-- Begin Supplied data --

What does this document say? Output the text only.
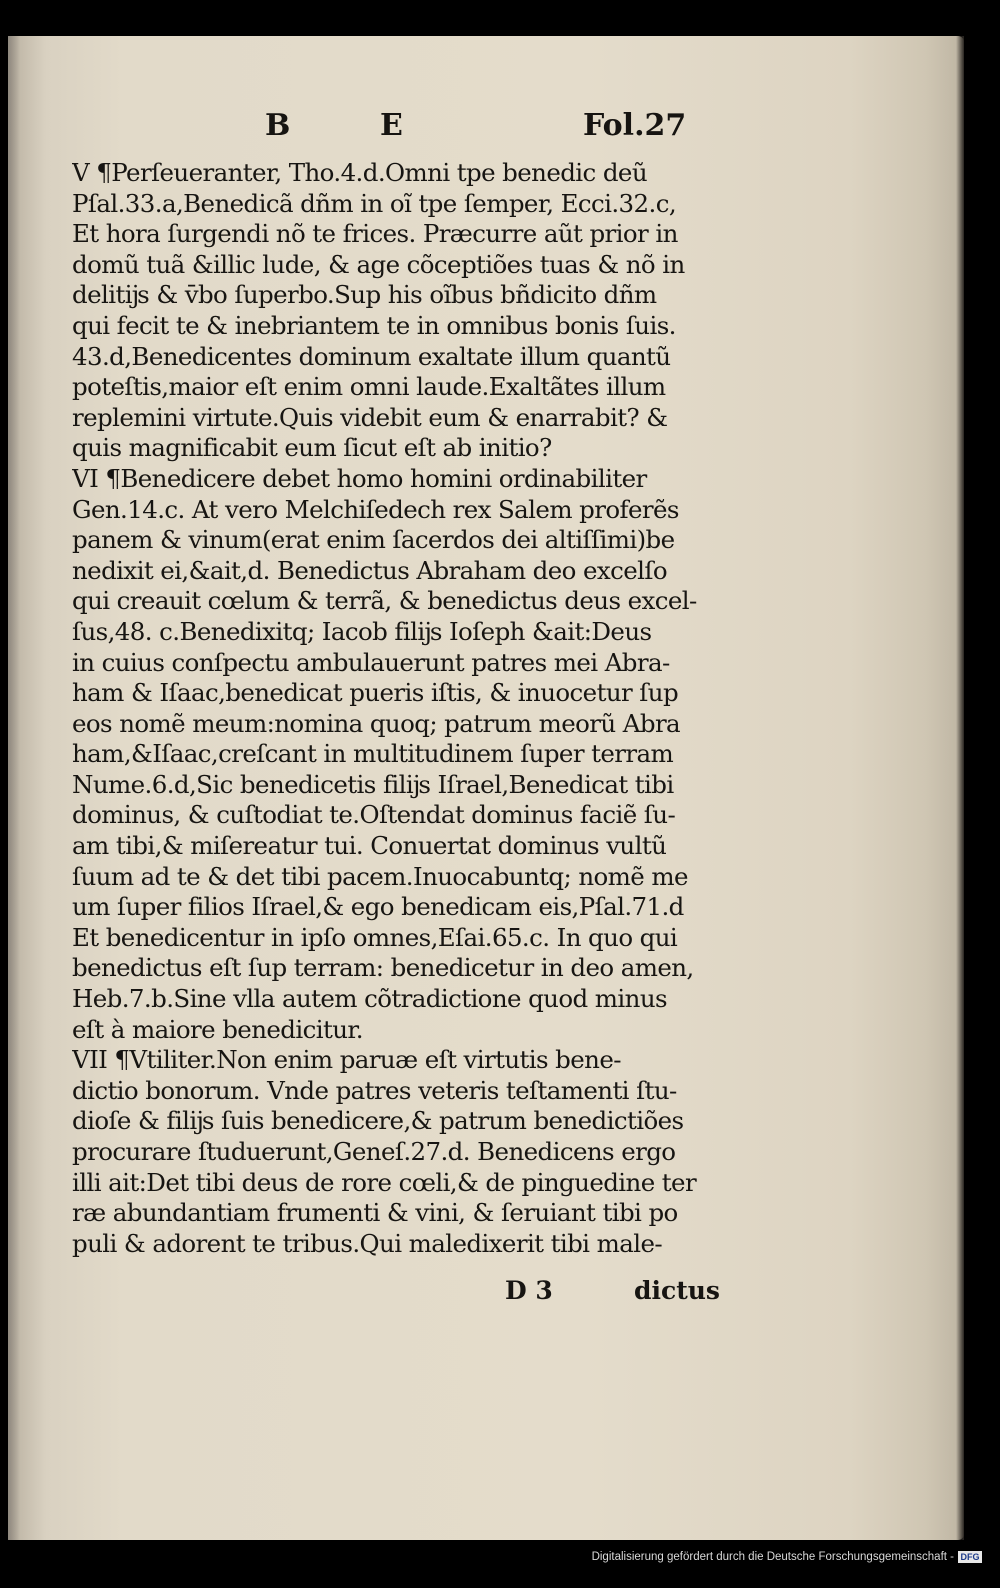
B	E	Fol.27
V ¶Perſeueranter, Tho.4.d.Omni tpe benedic deũ
Pſal.33.a,Benedicã dñm in oĩ tpe ſemper, Ecci.32.c,
Et hora ſurgendi nõ te frices. Præcurre aũt prior in
domũ tuã &illic lude, & age cõceptiões tuas & nõ in
delitĳs & v̄bo ſuperbo.Sup his oĩbus bñdicito dñm
qui fecit te & inebriantem te in omnibus bonis ſuis.
43.d,Benedicentes dominum exaltate illum quantũ
poteſtis,maior eſt enim omni laude.Exaltãtes illum
replemini virtute.Quis videbit eum & enarrabit? &
quis magnificabit eum ſicut eſt ab initio?
VI ¶Benedicere debet homo homini ordinabiliter
Gen.14.c. At vero Melchiſedech rex Salem proferẽs
panem & vinum(erat enim ſacerdos dei altiſſimi)be
nedixit ei,&ait,d. Benedictus Abraham deo excelſo
qui creauit cœlum & terrã, & benedictus deus excel-
ſus,48. c.Benedixitq; Iacob filĳs Ioſeph &ait:Deus
in cuius conſpectu ambulauerunt patres mei Abra-
ham & Iſaac,benedicat pueris iſtis, & inuocetur ſup
eos nomẽ meum:nomina quoq; patrum meorũ Abra
ham,&Iſaac,creſcant in multitudinem ſuper terram
Nume.6.d,Sic benedicetis filĳs Iſrael,Benedicat tibi
dominus, & cuſtodiat te.Oſtendat dominus faciẽ ſu-
am tibi,& miſereatur tui. Conuertat dominus vultũ
ſuum ad te & det tibi pacem.Inuocabuntq; nomẽ me
um ſuper filios Iſrael,& ego benedicam eis,Pſal.71.d
Et benedicentur in ipſo omnes,Eſai.65.c. In quo qui
benedictus eſt ſup terram: benedicetur in deo amen,
Heb.7.b.Sine vlla autem cõtradictione quod minus
eſt à maiore benedicitur.
VII ¶Vtiliter.Non enim paruæ eſt virtutis bene-
dictio bonorum. Vnde patres veteris teſtamenti ſtu-
dioſe & filĳs ſuis benedicere,& patrum benedictiões
procurare ſtuduerunt,Geneſ.27.d. Benedicens ergo
illi ait:Det tibi deus de rore cœli,& de pinguedine ter
ræ abundantiam frumenti & vini, & ſeruiant tibi po
puli & adorent te tribus.Qui maledixerit tibi male-
D 3	dictus
Digitalisierung gefördert durch die Deutsche Forschungsgemeinschaft - DFG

-- End Supplied data --

◆ What you will do ◆
Print the records above exactly as they stand, but leave out the pictures.

◆ Task result ◆
What does this document say? Output the text only.
B	E	Fol.27
V ¶Perſeueranter, Tho.4.d.Omni tpe benedic deũ
Pſal.33.a,Benedicã dñm in oĩ tpe ſemper, Ecci.32.c,
Et hora ſurgendi nõ te frices. Præcurre aũt prior in
domũ tuã &illic lude, & age cõceptiões tuas & nõ in
delitĳs & v̄bo ſuperbo.Sup his oĩbus bñdicito dñm
qui fecit te & inebriantem te in omnibus bonis ſuis.
43.d,Benedicentes dominum exaltate illum quantũ
poteſtis,maior eſt enim omni laude.Exaltãtes illum
replemini virtute.Quis videbit eum & enarrabit? &
quis magnificabit eum ſicut eſt ab initio?
VI ¶Benedicere debet homo homini ordinabiliter
Gen.14.c. At vero Melchiſedech rex Salem proferẽs
panem & vinum(erat enim ſacerdos dei altiſſimi)be
nedixit ei,&ait,d. Benedictus Abraham deo excelſo
qui creauit cœlum & terrã, & benedictus deus excel-
ſus,48. c.Benedixitq; Iacob filĳs Ioſeph &ait:Deus
in cuius conſpectu ambulauerunt patres mei Abra-
ham & Iſaac,benedicat pueris iſtis, & inuocetur ſup
eos nomẽ meum:nomina quoq; patrum meorũ Abra
ham,&Iſaac,creſcant in multitudinem ſuper terram
Nume.6.d,Sic benedicetis filĳs Iſrael,Benedicat tibi
dominus, & cuſtodiat te.Oſtendat dominus faciẽ ſu-
am tibi,& miſereatur tui. Conuertat dominus vultũ
ſuum ad te & det tibi pacem.Inuocabuntq; nomẽ me
um ſuper filios Iſrael,& ego benedicam eis,Pſal.71.d
Et benedicentur in ipſo omnes,Eſai.65.c. In quo qui
benedictus eſt ſup terram: benedicetur in deo amen,
Heb.7.b.Sine vlla autem cõtradictione quod minus
eſt à maiore benedicitur.
VII ¶Vtiliter.Non enim paruæ eſt virtutis bene-
dictio bonorum. Vnde patres veteris teſtamenti ſtu-
dioſe & filĳs ſuis benedicere,& patrum benedictiões
procurare ſtuduerunt,Geneſ.27.d. Benedicens ergo
illi ait:Det tibi deus de rore cœli,& de pinguedine ter
ræ abundantiam frumenti & vini, & ſeruiant tibi po
puli & adorent te tribus.Qui maledixerit tibi male-
D 3	dictus
Digitalisierung gefördert durch die Deutsche Forschungsgemeinschaft - DFG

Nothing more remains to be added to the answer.